Wherever a line in the data below holds "United", copy that line.

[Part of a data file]
▬▬▬▬▬▬▬▬▬▬
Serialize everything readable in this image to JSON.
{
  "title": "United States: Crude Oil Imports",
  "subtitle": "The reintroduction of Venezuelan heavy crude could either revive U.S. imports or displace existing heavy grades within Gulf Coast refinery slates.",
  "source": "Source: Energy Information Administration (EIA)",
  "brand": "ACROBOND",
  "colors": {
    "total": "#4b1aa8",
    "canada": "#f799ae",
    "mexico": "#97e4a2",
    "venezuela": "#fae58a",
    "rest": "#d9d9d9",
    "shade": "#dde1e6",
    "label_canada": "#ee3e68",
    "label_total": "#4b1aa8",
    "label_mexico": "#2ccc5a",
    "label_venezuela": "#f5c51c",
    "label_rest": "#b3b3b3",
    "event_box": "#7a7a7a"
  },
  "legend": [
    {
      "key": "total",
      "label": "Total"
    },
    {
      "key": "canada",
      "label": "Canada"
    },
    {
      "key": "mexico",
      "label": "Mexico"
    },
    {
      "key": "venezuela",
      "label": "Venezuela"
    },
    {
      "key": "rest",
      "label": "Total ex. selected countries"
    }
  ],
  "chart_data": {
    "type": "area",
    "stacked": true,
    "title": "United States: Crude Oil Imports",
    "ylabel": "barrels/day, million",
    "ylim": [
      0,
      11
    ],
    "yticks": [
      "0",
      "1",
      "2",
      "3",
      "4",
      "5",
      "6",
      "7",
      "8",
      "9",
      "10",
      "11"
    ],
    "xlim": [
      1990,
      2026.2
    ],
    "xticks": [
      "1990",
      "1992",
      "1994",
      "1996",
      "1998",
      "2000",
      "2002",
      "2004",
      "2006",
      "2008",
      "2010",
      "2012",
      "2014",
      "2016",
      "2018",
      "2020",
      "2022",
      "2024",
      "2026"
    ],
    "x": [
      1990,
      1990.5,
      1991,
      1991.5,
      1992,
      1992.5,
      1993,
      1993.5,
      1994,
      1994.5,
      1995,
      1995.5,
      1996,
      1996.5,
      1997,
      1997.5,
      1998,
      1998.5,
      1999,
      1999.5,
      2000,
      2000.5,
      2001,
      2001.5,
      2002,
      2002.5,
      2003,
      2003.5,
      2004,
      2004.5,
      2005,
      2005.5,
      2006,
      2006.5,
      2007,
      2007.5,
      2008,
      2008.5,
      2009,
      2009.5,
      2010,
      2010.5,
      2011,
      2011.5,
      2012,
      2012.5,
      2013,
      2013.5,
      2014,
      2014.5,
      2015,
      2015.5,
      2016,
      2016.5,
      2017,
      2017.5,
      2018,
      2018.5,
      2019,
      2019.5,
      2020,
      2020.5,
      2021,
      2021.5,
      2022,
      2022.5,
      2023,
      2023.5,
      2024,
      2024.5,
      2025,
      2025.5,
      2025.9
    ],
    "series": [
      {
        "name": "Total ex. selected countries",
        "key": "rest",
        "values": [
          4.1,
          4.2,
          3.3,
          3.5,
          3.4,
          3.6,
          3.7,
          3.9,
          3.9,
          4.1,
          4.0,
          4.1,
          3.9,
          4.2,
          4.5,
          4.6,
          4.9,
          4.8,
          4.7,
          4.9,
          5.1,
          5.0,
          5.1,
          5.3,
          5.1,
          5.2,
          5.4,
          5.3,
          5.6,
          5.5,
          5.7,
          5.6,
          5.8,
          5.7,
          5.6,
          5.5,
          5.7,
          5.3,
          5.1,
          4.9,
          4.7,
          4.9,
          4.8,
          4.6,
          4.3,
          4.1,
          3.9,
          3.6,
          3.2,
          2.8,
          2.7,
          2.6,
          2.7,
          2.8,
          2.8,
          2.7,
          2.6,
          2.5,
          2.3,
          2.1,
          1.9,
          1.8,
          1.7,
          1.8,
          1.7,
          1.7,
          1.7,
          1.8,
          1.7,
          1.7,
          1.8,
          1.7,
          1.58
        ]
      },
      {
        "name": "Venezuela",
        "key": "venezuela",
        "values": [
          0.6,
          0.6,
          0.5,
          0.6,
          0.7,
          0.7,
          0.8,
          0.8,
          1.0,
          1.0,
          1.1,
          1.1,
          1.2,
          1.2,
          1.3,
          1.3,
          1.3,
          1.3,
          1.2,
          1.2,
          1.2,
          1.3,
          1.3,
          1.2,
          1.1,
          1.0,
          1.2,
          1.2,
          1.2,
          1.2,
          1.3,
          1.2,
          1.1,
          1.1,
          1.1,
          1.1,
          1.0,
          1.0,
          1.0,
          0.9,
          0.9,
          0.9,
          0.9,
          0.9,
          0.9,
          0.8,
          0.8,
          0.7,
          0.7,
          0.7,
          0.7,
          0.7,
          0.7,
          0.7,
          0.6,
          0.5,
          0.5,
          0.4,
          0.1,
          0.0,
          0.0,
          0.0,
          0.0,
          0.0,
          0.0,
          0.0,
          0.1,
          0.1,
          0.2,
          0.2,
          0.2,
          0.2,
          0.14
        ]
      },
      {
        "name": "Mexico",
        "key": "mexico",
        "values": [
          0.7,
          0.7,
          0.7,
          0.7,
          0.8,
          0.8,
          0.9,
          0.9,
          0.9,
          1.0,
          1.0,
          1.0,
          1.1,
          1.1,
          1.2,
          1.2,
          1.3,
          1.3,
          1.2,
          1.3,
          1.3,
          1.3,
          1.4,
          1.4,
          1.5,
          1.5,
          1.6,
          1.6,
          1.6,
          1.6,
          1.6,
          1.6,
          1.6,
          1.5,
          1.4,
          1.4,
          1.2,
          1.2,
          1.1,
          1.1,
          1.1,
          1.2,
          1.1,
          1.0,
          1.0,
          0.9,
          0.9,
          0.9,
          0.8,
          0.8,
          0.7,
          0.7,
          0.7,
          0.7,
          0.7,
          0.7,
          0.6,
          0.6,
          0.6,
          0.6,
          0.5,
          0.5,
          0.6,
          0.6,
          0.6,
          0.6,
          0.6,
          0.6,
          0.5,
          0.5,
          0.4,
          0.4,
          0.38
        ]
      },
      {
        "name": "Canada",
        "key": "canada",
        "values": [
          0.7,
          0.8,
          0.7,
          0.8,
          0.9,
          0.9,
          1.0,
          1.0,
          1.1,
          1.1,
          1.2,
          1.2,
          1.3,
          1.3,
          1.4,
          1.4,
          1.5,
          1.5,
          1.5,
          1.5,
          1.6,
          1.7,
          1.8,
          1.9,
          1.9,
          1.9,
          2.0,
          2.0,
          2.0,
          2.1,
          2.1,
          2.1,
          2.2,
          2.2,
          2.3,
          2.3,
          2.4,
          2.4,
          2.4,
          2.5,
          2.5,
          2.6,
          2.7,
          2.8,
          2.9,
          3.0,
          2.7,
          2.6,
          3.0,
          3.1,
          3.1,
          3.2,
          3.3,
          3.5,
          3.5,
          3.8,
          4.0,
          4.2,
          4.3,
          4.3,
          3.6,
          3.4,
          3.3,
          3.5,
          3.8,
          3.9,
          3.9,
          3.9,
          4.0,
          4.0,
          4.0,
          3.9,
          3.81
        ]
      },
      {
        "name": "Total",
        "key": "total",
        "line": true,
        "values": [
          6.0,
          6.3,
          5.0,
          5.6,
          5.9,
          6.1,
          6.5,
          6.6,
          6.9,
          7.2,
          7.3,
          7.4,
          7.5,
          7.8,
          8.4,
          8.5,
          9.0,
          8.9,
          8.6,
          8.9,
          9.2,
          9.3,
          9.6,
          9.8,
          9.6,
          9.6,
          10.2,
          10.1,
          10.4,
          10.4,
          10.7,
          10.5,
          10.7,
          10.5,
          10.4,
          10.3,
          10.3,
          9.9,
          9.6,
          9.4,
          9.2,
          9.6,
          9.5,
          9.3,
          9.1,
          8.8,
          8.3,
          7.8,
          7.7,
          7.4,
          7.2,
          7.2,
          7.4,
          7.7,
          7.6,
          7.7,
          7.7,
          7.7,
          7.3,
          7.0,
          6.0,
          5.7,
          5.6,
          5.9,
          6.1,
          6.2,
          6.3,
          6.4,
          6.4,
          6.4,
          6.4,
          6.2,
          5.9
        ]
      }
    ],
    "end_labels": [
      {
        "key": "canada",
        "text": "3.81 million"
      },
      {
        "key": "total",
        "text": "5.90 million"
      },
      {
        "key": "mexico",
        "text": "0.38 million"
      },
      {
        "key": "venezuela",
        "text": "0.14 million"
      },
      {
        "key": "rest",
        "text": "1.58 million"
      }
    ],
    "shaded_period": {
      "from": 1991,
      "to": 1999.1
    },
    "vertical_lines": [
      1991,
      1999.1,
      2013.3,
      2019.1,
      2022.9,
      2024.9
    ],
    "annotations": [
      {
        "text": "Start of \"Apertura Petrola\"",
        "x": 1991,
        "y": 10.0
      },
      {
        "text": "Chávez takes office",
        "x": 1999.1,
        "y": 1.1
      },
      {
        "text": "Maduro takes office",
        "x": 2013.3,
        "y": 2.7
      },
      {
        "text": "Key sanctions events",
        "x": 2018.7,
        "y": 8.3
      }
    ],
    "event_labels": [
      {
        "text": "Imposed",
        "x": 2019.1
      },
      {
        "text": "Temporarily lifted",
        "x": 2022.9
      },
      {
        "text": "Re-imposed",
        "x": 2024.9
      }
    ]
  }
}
▬▬▬▬▬▬▬▬▬▬
PROBLEM SOLUTION ->
  "title": "United States: Crude Oil Imports",
    "title": "United States: Crude Oil Imports",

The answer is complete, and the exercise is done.